▶ [TEXT EXCERPT]

^^^^

From: tr.17687@z991.linuxsc.com

Keith Thompson  writes:

> Tim Rentsch  writes:
>
>> James Kuyper  writes:
>
> [...]
>
>>> Note: in C2023, the [predefined macro names] section says:  "Any other
>>> predefined macro names:  shall begin with a leading underscore
>>> followed by an uppercase letter;  or, a second underscore...".  For
>>> earlier versions of the standard, user code should avoid using such
>>> identifiers because they were reserved for all purposes, but that's no
>>> longer the case.  Now, they should be avoided because they may be
>>> pre-defined by the implementation, which means that any attempt to use
>>> them might have unpredictable results.
>>
>> That's right in the sense that if the implementation is unknown then
>> unexpected results may occur.  However, if the implementation is
>> known, then we can find out what results are expected by consulting
>> the implementation's documentation for extensions, since any such
>> macro name must qualify as an extension, and so much be documented.

^^^^

▶ [DESCRIPTION OF THE TASK]
Continue the newsgroup exchange above about reserved and predefined macro names in C2023, picking up right after its last sentence.

▶ [DATA PROVIDED]
^^^^

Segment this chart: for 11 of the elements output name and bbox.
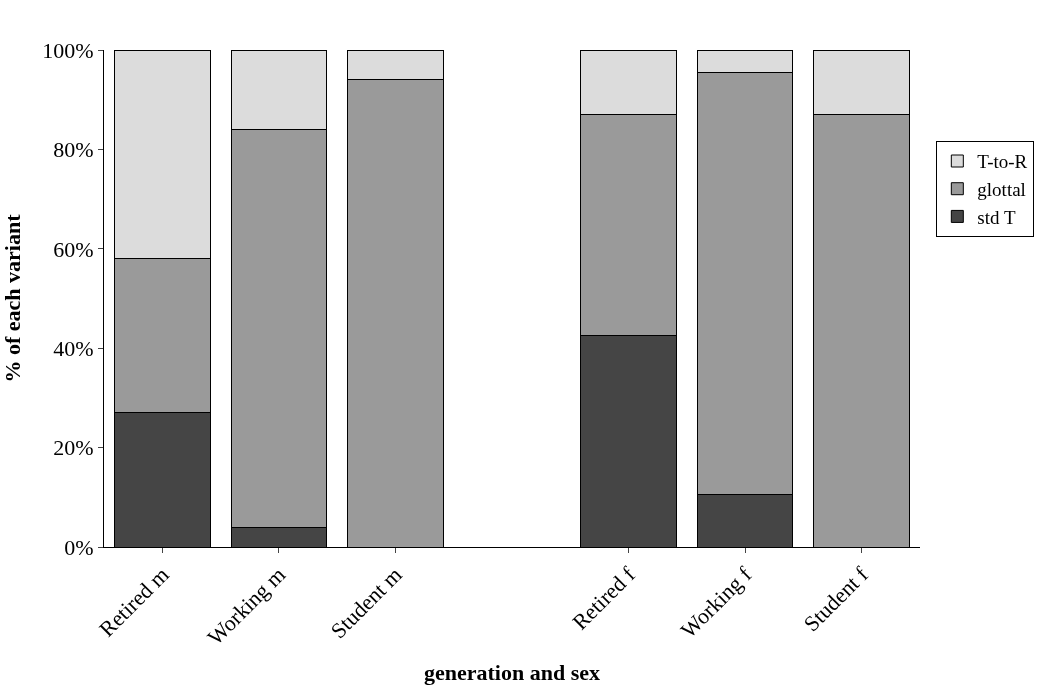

^^^^

▶ [WRITTEN ANSWER]
>>
>> Note by the way that the description in N3220 section 6.10.10.1
>> paragraph 2 makes using #define or #undef be undefined behavior only
>> for macro names in the subclause (and also a short list of other
>> identifiers).  Hence any other predefined macro name may be used,
>> definedly, simply by using #undef and then #define for the macro
>> name in question (in particular, under C23 rules, but not earlier
>> versions of the C standard).
>
> I don't *think* that all implementation-specific predefined macros have
> to be documented -- at least, I'd be surprised if that were the intent.
>
> For example, I don't think an implementation is required to document its
> use of _STDIO_H (the include guard header in the glibc implementation of
> ).
>
> Though it's not normative, N3220 J.5.1 (Common extensions) says:
>
>     Examples of such extensions are new keywords, extra library
>     functions declared in standard headers, or predefined macros with
>     names that do not begin with an underscore.

I gave a clarifying response to this question in my recent
followup to the post from James Kuyper.

--- SoupGate-Win32 v1.05
 * Origin: you cannot sedate... all the things you hate (1:229/2)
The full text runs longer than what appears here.